Supplied records -
>> start
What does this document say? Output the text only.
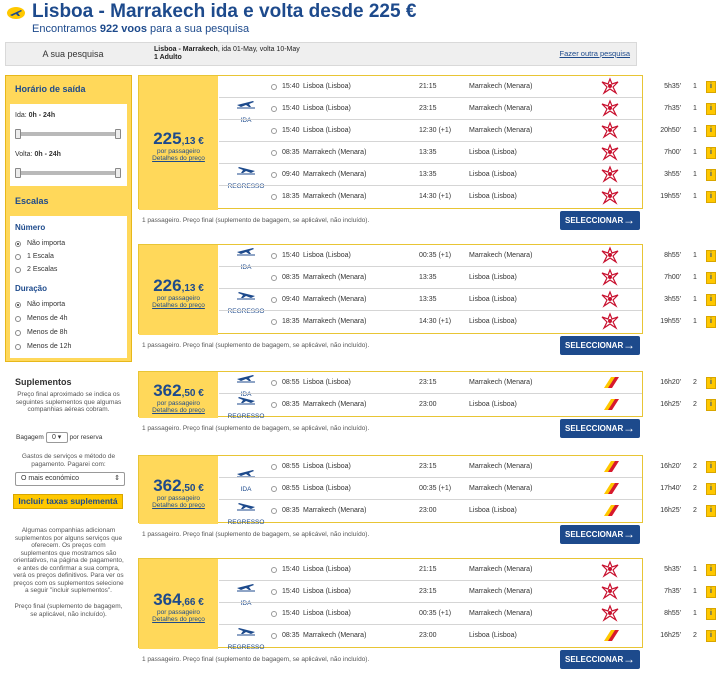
Lisboa - Marrakech ida e volta desde 225 €
Encontramos 922 voos para a sua pesquisa
A sua pesquisa	Lisboa - Marrakech, ida 01-May, volta 10-May
1 Adulto	Fazer outra pesquisa
Horário de saída
Ida: 0h - 24h
Volta: 0h - 24h
Escalas
Número
Não importa
1 Escala
2 Escalas
Duração
Não importa
Menos de 4h
Menos de 8h
Menos de 12h
Suplementos
Preço final aproximado se indica os seguintes suplementos que algumas companhias aéreas cobram.
Bagagem 0 ▾ por reserva
Gastos de serviços e método de pagamento. Pagarei com:
O mais económico	⇕
Incluir taxas suplementá
Algumas companhias adicionam suplementos por alguns serviços que oferecem. Os preços com suplementos que mostramos são orientativos, na página de pagamento, e antes de confirmar a sua compra, verá os preços definitivos. Para ver os preços com os suplementos selecione a seguir "incluir suplementos".
Preço final (suplemento de bagagem, se aplicável, não incluído).
225,13 €
por passageiro
Detalhes do preço
IDA
REGRESSO
15:40 Lisboa (Lisboa)	21:15	Marrakech (Menara)	5h35' 1	i
15:40 Lisboa (Lisboa)	23:15	Marrakech (Menara)	7h35' 1	i
15:40 Lisboa (Lisboa)	12:30 (+1)	Marrakech (Menara)	20h50' 1	i
08:35 Marrakech (Menara)	13:35	Lisboa (Lisboa)	7h00' 1	i
09:40 Marrakech (Menara)	13:35	Lisboa (Lisboa)	3h55' 1	i
18:35 Marrakech (Menara)	14:30 (+1)	Lisboa (Lisboa)	19h55' 1	i
1 passageiro. Preço final (suplemento de bagagem, se aplicável, não incluído).	SELECCIONAR →
226,13 €
por passageiro
Detalhes do preço
IDA
REGRESSO
15:40 Lisboa (Lisboa)	00:35 (+1)	Marrakech (Menara)	8h55' 1	i
08:35 Marrakech (Menara)	13:35	Lisboa (Lisboa)	7h00' 1	i
09:40 Marrakech (Menara)	13:35	Lisboa (Lisboa)	3h55' 1	i
18:35 Marrakech (Menara)	14:30 (+1)	Lisboa (Lisboa)	19h55' 1	i
1 passageiro. Preço final (suplemento de bagagem, se aplicável, não incluído).	SELECCIONAR →
362,50 €
por passageiro
Detalhes do preço
IDA
REGRESSO
08:55 Lisboa (Lisboa)	23:15	Marrakech (Menara)	16h20' 2	i
08:35 Marrakech (Menara)	23:00	Lisboa (Lisboa)	16h25' 2	i
1 passageiro. Preço final (suplemento de bagagem, se aplicável, não incluído).	SELECCIONAR →
362,50 €
por passageiro
Detalhes do preço
IDA
REGRESSO
08:55 Lisboa (Lisboa)	23:15	Marrakech (Menara)	16h20' 2	i
08:55 Lisboa (Lisboa)	00:35 (+1)	Marrakech (Menara)	17h40' 2	i
08:35 Marrakech (Menara)	23:00	Lisboa (Lisboa)	16h25' 2	i
1 passageiro. Preço final (suplemento de bagagem, se aplicável, não incluído).	SELECCIONAR →
364,66 €
por passageiro
Detalhes do preço
IDA
REGRESSO
15:40 Lisboa (Lisboa)	21:15	Marrakech (Menara)	5h35' 1	i
15:40 Lisboa (Lisboa)	23:15	Marrakech (Menara)	7h35' 1	i
15:40 Lisboa (Lisboa)	00:35 (+1)	Marrakech (Menara)	8h55' 1	i
08:35 Marrakech (Menara)	23:00	Lisboa (Lisboa)	16h25' 2	i
1 passageiro. Preço final (suplemento de bagagem, se aplicável, não incluído).	SELECCIONAR →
>> end
Directions -
Leave out the pictures and output every record above precisely as given.

Final answer -
What does this document say? Output the text only.
Lisboa - Marrakech ida e volta desde 225 €
Encontramos 922 voos para a sua pesquisa
A sua pesquisa	Lisboa - Marrakech, ida 01-May, volta 10-May
1 Adulto	Fazer outra pesquisa
Horário de saída
Ida: 0h - 24h
Volta: 0h - 24h
Escalas
Número
Não importa
1 Escala
2 Escalas
Duração
Não importa
Menos de 4h
Menos de 8h
Menos de 12h
Suplementos
Preço final aproximado se indica os seguintes suplementos que algumas companhias aéreas cobram.
Bagagem 0 ▾ por reserva
Gastos de serviços e método de pagamento. Pagarei com:
O mais económico	⇕
Incluir taxas suplementá
Algumas companhias adicionam suplementos por alguns serviços que oferecem. Os preços com suplementos que mostramos são orientativos, na página de pagamento, e antes de confirmar a sua compra, verá os preços definitivos. Para ver os preços com os suplementos selecione a seguir "incluir suplementos".
Preço final (suplemento de bagagem, se aplicável, não incluído).
225,13 €
por passageiro
Detalhes do preço
IDA
REGRESSO
15:40 Lisboa (Lisboa)	21:15	Marrakech (Menara)	5h35' 1	i
15:40 Lisboa (Lisboa)	23:15	Marrakech (Menara)	7h35' 1	i
15:40 Lisboa (Lisboa)	12:30 (+1)	Marrakech (Menara)	20h50' 1	i
08:35 Marrakech (Menara)	13:35	Lisboa (Lisboa)	7h00' 1	i
09:40 Marrakech (Menara)	13:35	Lisboa (Lisboa)	3h55' 1	i
18:35 Marrakech (Menara)	14:30 (+1)	Lisboa (Lisboa)	19h55' 1	i
1 passageiro. Preço final (suplemento de bagagem, se aplicável, não incluído).	SELECCIONAR →
226,13 €
por passageiro
Detalhes do preço
IDA
REGRESSO
15:40 Lisboa (Lisboa)	00:35 (+1)	Marrakech (Menara)	8h55' 1	i
08:35 Marrakech (Menara)	13:35	Lisboa (Lisboa)	7h00' 1	i
09:40 Marrakech (Menara)	13:35	Lisboa (Lisboa)	3h55' 1	i
18:35 Marrakech (Menara)	14:30 (+1)	Lisboa (Lisboa)	19h55' 1	i
1 passageiro. Preço final (suplemento de bagagem, se aplicável, não incluído).	SELECCIONAR →
362,50 €
por passageiro
Detalhes do preço
IDA
REGRESSO
08:55 Lisboa (Lisboa)	23:15	Marrakech (Menara)	16h20' 2	i
08:35 Marrakech (Menara)	23:00	Lisboa (Lisboa)	16h25' 2	i
1 passageiro. Preço final (suplemento de bagagem, se aplicável, não incluído).	SELECCIONAR →
362,50 €
por passageiro
Detalhes do preço
IDA
REGRESSO
08:55 Lisboa (Lisboa)	23:15	Marrakech (Menara)	16h20' 2	i
08:55 Lisboa (Lisboa)	00:35 (+1)	Marrakech (Menara)	17h40' 2	i
08:35 Marrakech (Menara)	23:00	Lisboa (Lisboa)	16h25' 2	i
1 passageiro. Preço final (suplemento de bagagem, se aplicável, não incluído).	SELECCIONAR →
364,66 €
por passageiro
Detalhes do preço
IDA
REGRESSO
15:40 Lisboa (Lisboa)	21:15	Marrakech (Menara)	5h35' 1	i
15:40 Lisboa (Lisboa)	23:15	Marrakech (Menara)	7h35' 1	i
15:40 Lisboa (Lisboa)	00:35 (+1)	Marrakech (Menara)	8h55' 1	i
08:35 Marrakech (Menara)	23:00	Lisboa (Lisboa)	16h25' 2	i
1 passageiro. Preço final (suplemento de bagagem, se aplicável, não incluído).	SELECCIONAR →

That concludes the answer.